▸ Problem requirements
Repeat each record below exactly as given.

(Dataset listings of figures)
....
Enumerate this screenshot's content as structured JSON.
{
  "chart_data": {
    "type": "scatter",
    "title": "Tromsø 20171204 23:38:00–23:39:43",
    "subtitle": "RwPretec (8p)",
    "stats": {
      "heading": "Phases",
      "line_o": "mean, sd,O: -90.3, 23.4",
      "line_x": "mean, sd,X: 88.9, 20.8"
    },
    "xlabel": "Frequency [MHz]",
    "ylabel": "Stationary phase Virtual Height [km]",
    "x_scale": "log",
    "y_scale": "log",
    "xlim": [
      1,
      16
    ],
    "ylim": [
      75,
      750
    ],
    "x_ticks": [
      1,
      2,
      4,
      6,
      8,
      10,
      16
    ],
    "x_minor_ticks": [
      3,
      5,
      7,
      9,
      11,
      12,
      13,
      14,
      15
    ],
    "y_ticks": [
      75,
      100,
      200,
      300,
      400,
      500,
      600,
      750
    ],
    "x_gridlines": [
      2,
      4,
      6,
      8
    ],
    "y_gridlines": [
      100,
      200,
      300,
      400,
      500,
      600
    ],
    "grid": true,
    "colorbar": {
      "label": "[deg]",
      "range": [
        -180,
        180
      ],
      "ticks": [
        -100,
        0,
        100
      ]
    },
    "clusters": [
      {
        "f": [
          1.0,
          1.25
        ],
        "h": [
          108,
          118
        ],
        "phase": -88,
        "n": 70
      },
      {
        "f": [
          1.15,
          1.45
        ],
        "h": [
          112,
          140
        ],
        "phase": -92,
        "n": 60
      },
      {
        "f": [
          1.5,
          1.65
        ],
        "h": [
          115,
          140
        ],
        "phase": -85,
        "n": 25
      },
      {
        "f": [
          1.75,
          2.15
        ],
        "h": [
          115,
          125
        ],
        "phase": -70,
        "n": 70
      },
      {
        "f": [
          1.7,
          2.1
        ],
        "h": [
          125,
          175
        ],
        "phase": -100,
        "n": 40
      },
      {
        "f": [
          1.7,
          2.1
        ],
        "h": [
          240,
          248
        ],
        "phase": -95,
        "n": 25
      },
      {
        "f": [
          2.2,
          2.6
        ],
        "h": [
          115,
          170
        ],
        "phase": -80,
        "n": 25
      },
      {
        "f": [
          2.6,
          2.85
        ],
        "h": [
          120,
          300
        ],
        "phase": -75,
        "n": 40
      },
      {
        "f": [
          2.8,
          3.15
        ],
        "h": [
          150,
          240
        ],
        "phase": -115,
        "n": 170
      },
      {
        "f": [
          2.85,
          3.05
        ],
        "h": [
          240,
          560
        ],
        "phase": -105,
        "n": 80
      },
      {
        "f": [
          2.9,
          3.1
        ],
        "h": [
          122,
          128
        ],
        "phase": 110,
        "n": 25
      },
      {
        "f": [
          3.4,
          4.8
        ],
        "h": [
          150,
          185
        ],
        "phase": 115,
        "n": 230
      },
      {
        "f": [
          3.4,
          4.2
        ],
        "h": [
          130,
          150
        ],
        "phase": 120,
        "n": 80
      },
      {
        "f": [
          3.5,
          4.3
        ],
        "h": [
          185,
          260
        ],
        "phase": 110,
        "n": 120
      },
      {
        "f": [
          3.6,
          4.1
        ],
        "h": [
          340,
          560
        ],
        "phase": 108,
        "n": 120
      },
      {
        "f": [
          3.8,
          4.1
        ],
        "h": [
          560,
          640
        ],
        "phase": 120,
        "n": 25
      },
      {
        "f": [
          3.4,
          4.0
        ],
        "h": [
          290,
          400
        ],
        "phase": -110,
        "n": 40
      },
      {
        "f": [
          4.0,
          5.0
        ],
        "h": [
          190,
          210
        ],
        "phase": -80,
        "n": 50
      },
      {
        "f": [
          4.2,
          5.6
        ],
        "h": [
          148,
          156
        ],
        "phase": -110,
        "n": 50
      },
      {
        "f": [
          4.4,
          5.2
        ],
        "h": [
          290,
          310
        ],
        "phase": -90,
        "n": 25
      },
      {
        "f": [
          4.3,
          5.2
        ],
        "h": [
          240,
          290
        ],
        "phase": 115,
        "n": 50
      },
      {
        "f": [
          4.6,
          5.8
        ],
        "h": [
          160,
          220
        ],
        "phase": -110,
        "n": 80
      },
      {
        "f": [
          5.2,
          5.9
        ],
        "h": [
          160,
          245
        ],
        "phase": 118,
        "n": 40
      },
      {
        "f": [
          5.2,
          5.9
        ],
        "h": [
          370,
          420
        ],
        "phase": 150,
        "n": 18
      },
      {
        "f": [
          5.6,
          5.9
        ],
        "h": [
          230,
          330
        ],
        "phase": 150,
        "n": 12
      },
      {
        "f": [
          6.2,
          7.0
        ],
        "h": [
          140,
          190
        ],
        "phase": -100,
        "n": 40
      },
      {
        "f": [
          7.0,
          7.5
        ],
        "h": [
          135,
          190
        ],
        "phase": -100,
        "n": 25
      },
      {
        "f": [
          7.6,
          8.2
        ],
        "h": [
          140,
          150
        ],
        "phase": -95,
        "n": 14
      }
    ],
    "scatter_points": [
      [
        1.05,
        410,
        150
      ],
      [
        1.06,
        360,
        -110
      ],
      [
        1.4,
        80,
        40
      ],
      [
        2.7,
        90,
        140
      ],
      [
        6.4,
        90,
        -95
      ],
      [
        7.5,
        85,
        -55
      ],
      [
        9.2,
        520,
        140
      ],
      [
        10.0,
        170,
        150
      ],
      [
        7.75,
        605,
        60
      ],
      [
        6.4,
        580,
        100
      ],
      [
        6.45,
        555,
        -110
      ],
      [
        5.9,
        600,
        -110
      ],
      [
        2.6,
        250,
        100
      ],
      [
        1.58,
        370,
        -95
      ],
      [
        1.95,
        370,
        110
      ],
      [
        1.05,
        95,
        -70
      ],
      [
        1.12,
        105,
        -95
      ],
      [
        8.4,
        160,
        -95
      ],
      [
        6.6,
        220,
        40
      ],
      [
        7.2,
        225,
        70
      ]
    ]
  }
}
....
▸ Solution
Enumerate this screenshot's content as structured JSON.
{
  "chart_data": {
    "type": "scatter",
    "title": "Tromsø 20171204 23:38:00–23:39:43",
    "subtitle": "RwPretec (8p)",
    "stats": {
      "heading": "Phases",
      "line_o": "mean, sd,O: -90.3, 23.4",
      "line_x": "mean, sd,X: 88.9, 20.8"
    },
    "xlabel": "Frequency [MHz]",
    "ylabel": "Stationary phase Virtual Height [km]",
    "x_scale": "log",
    "y_scale": "log",
    "xlim": [
      1,
      16
    ],
    "ylim": [
      75,
      750
    ],
    "x_ticks": [
      1,
      2,
      4,
      6,
      8,
      10,
      16
    ],
    "x_minor_ticks": [
      3,
      5,
      7,
      9,
      11,
      12,
      13,
      14,
      15
    ],
    "y_ticks": [
      75,
      100,
      200,
      300,
      400,
      500,
      600,
      750
    ],
    "x_gridlines": [
      2,
      4,
      6,
      8
    ],
    "y_gridlines": [
      100,
      200,
      300,
      400,
      500,
      600
    ],
    "grid": true,
    "colorbar": {
      "label": "[deg]",
      "range": [
        -180,
        180
      ],
      "ticks": [
        -100,
        0,
        100
      ]
    },
    "clusters": [
      {
        "f": [
          1.0,
          1.25
        ],
        "h": [
          108,
          118
        ],
        "phase": -88,
        "n": 70
      },
      {
        "f": [
          1.15,
          1.45
        ],
        "h": [
          112,
          140
        ],
        "phase": -92,
        "n": 60
      },
      {
        "f": [
          1.5,
          1.65
        ],
        "h": [
          115,
          140
        ],
        "phase": -85,
        "n": 25
      },
      {
        "f": [
          1.75,
          2.15
        ],
        "h": [
          115,
          125
        ],
        "phase": -70,
        "n": 70
      },
      {
        "f": [
          1.7,
          2.1
        ],
        "h": [
          125,
          175
        ],
        "phase": -100,
        "n": 40
      },
      {
        "f": [
          1.7,
          2.1
        ],
        "h": [
          240,
          248
        ],
        "phase": -95,
        "n": 25
      },
      {
        "f": [
          2.2,
          2.6
        ],
        "h": [
          115,
          170
        ],
        "phase": -80,
        "n": 25
      },
      {
        "f": [
          2.6,
          2.85
        ],
        "h": [
          120,
          300
        ],
        "phase": -75,
        "n": 40
      },
      {
        "f": [
          2.8,
          3.15
        ],
        "h": [
          150,
          240
        ],
        "phase": -115,
        "n": 170
      },
      {
        "f": [
          2.85,
          3.05
        ],
        "h": [
          240,
          560
        ],
        "phase": -105,
        "n": 80
      },
      {
        "f": [
          2.9,
          3.1
        ],
        "h": [
          122,
          128
        ],
        "phase": 110,
        "n": 25
      },
      {
        "f": [
          3.4,
          4.8
        ],
        "h": [
          150,
          185
        ],
        "phase": 115,
        "n": 230
      },
      {
        "f": [
          3.4,
          4.2
        ],
        "h": [
          130,
          150
        ],
        "phase": 120,
        "n": 80
      },
      {
        "f": [
          3.5,
          4.3
        ],
        "h": [
          185,
          260
        ],
        "phase": 110,
        "n": 120
      },
      {
        "f": [
          3.6,
          4.1
        ],
        "h": [
          340,
          560
        ],
        "phase": 108,
        "n": 120
      },
      {
        "f": [
          3.8,
          4.1
        ],
        "h": [
          560,
          640
        ],
        "phase": 120,
        "n": 25
      },
      {
        "f": [
          3.4,
          4.0
        ],
        "h": [
          290,
          400
        ],
        "phase": -110,
        "n": 40
      },
      {
        "f": [
          4.0,
          5.0
        ],
        "h": [
          190,
          210
        ],
        "phase": -80,
        "n": 50
      },
      {
        "f": [
          4.2,
          5.6
        ],
        "h": [
          148,
          156
        ],
        "phase": -110,
        "n": 50
      },
      {
        "f": [
          4.4,
          5.2
        ],
        "h": [
          290,
          310
        ],
        "phase": -90,
        "n": 25
      },
      {
        "f": [
          4.3,
          5.2
        ],
        "h": [
          240,
          290
        ],
        "phase": 115,
        "n": 50
      },
      {
        "f": [
          4.6,
          5.8
        ],
        "h": [
          160,
          220
        ],
        "phase": -110,
        "n": 80
      },
      {
        "f": [
          5.2,
          5.9
        ],
        "h": [
          160,
          245
        ],
        "phase": 118,
        "n": 40
      },
      {
        "f": [
          5.2,
          5.9
        ],
        "h": [
          370,
          420
        ],
        "phase": 150,
        "n": 18
      },
      {
        "f": [
          5.6,
          5.9
        ],
        "h": [
          230,
          330
        ],
        "phase": 150,
        "n": 12
      },
      {
        "f": [
          6.2,
          7.0
        ],
        "h": [
          140,
          190
        ],
        "phase": -100,
        "n": 40
      },
      {
        "f": [
          7.0,
          7.5
        ],
        "h": [
          135,
          190
        ],
        "phase": -100,
        "n": 25
      },
      {
        "f": [
          7.6,
          8.2
        ],
        "h": [
          140,
          150
        ],
        "phase": -95,
        "n": 14
      }
    ],
    "scatter_points": [
      [
        1.05,
        410,
        150
      ],
      [
        1.06,
        360,
        -110
      ],
      [
        1.4,
        80,
        40
      ],
      [
        2.7,
        90,
        140
      ],
      [
        6.4,
        90,
        -95
      ],
      [
        7.5,
        85,
        -55
      ],
      [
        9.2,
        520,
        140
      ],
      [
        10.0,
        170,
        150
      ],
      [
        7.75,
        605,
        60
      ],
      [
        6.4,
        580,
        100
      ],
      [
        6.45,
        555,
        -110
      ],
      [
        5.9,
        600,
        -110
      ],
      [
        2.6,
        250,
        100
      ],
      [
        1.58,
        370,
        -95
      ],
      [
        1.95,
        370,
        110
      ],
      [
        1.05,
        95,
        -70
      ],
      [
        1.12,
        105,
        -95
      ],
      [
        8.4,
        160,
        -95
      ],
      [
        6.6,
        220,
        40
      ],
      [
        7.2,
        225,
        70
      ]
    ]
  }
}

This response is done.